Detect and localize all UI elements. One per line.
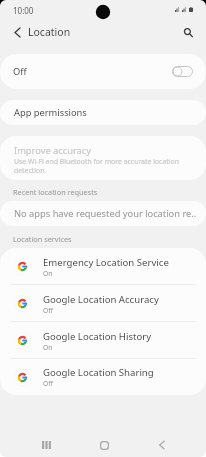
staticText: Off [43,379,53,388]
button[interactable]: Search [176,21,199,44]
staticText: Location [28,25,71,39]
button[interactable]: Improve accuracy [0,136,206,180]
button[interactable]: Google Location Accuracy [0,285,206,322]
staticText: On [43,269,53,278]
staticText: Off [13,65,27,78]
button[interactable]: Navigate up [6,21,29,44]
button[interactable]: Off [0,54,206,89]
staticText: Google Location Accuracy [43,293,159,306]
button[interactable]: Google Location History [0,322,206,359]
button[interactable]: Emergency Location Service [0,248,206,285]
staticText: Recent location requests [13,187,98,197]
staticText: On [43,343,53,352]
staticText: 10:00 [13,5,34,16]
staticText: Use Wi-Fi and Bluetooth for more accurat… [14,157,192,175]
staticText: Google Location History [43,330,152,343]
staticText: No apps have requested your location re.… [14,207,197,220]
staticText: Emergency Location Service [43,256,169,269]
button[interactable]: Back [150,433,174,457]
button[interactable]: Google Location Sharing [0,359,206,395]
staticText: Google Location Sharing [43,366,154,379]
staticText: Improve accuracy [14,144,91,157]
button[interactable]: No apps have requested your location re.… [0,201,206,226]
staticText: Off [43,306,53,315]
button[interactable]: Recent apps [34,433,58,457]
button[interactable]: App permissions [0,100,206,125]
staticText: Location services [13,234,72,244]
staticText: App permissions [14,106,87,119]
button[interactable]: Home [92,433,116,457]
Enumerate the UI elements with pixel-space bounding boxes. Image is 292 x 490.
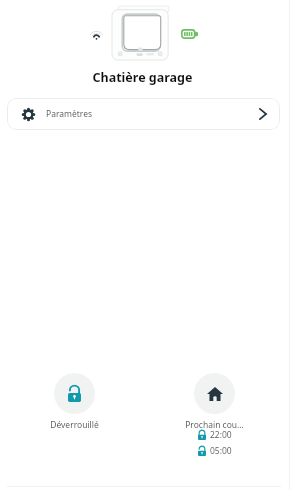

Aim of the task: Echo the rows starting at the line containing "staticText: Off [43,379,53,388]" and ending at the line containing "button[interactable]: App permissions", both included, with no changes.

Output of the exercise:
staticText: Off [43,379,53,388]
button[interactable]: Search [176,21,199,44]
staticText: Location [28,25,71,39]
button[interactable]: Improve accuracy [0,136,206,180]
button[interactable]: Google Location Accuracy [0,285,206,322]
staticText: On [43,269,53,278]
staticText: Off [13,65,27,78]
button[interactable]: Navigate up [6,21,29,44]
button[interactable]: Off [0,54,206,89]
staticText: Google Location Accuracy [43,293,159,306]
button[interactable]: Google Location History [0,322,206,359]
button[interactable]: Emergency Location Service [0,248,206,285]
staticText: Recent location requests [13,187,98,197]
staticText: On [43,343,53,352]
staticText: 10:00 [13,5,34,16]
staticText: Use Wi-Fi and Bluetooth for more accurat… [14,157,192,175]
staticText: Google Location History [43,330,152,343]
staticText: No apps have requested your location re.… [14,207,197,220]
staticText: Emergency Location Service [43,256,169,269]
button[interactable]: Back [150,433,174,457]
button[interactable]: Google Location Sharing [0,359,206,395]
staticText: Google Location Sharing [43,366,154,379]
staticText: Improve accuracy [14,144,91,157]
button[interactable]: No apps have requested your location re.… [0,201,206,226]
staticText: Off [43,306,53,315]
button[interactable]: Recent apps [34,433,58,457]
button[interactable]: App permissions [0,100,206,125]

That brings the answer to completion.